** Records provided **

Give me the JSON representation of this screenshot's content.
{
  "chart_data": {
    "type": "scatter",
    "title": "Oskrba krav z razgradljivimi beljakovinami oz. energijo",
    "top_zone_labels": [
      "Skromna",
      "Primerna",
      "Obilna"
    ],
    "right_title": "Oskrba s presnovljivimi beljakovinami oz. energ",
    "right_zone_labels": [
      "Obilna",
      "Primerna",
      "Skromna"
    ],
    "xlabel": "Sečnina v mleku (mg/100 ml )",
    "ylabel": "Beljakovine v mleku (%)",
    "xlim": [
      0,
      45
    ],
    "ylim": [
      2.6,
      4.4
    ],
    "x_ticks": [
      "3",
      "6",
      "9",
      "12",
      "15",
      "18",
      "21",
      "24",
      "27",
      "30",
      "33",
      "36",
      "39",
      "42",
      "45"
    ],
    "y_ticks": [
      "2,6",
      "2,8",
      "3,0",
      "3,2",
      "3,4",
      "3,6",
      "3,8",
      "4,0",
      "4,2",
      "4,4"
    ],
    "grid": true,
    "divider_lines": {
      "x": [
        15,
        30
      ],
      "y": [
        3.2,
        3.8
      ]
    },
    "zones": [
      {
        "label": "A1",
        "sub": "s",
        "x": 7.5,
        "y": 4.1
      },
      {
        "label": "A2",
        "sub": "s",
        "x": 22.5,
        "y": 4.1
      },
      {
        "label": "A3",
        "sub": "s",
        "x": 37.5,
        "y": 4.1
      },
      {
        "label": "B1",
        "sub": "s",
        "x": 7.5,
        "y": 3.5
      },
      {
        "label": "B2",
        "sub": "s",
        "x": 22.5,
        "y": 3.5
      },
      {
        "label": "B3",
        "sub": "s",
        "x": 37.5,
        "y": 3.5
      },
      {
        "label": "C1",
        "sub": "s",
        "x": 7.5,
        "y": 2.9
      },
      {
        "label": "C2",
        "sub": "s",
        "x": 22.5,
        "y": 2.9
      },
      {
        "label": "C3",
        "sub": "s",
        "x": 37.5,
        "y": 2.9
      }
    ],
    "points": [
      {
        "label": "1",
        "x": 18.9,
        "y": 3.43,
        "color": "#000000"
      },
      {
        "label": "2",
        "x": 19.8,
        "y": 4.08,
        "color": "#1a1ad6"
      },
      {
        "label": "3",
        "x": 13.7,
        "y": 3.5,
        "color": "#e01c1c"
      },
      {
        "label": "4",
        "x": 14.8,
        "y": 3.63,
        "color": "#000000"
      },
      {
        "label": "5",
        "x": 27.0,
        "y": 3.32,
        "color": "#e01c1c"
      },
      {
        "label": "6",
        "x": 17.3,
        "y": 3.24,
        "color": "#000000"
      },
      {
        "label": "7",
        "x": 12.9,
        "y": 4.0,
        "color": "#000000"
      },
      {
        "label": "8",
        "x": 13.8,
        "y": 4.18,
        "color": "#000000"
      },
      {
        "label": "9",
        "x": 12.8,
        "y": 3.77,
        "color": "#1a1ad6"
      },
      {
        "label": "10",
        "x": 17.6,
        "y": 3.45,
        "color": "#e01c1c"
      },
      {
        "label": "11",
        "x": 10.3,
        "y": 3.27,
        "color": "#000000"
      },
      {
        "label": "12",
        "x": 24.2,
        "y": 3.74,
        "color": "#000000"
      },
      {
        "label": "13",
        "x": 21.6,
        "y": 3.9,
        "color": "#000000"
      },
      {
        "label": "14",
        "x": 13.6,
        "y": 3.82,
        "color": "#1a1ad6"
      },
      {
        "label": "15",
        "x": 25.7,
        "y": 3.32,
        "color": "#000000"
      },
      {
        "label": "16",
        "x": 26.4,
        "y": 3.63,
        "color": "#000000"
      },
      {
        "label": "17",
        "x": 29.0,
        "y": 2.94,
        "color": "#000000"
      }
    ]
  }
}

** Set exercise **
Using the records above, list each line that includes "beljakovinami".

** Task response **
    "title": "Oskrba krav z razgradljivimi beljakovinami oz. energijo",
    "right_title": "Oskrba s presnovljivimi beljakovinami oz. energ",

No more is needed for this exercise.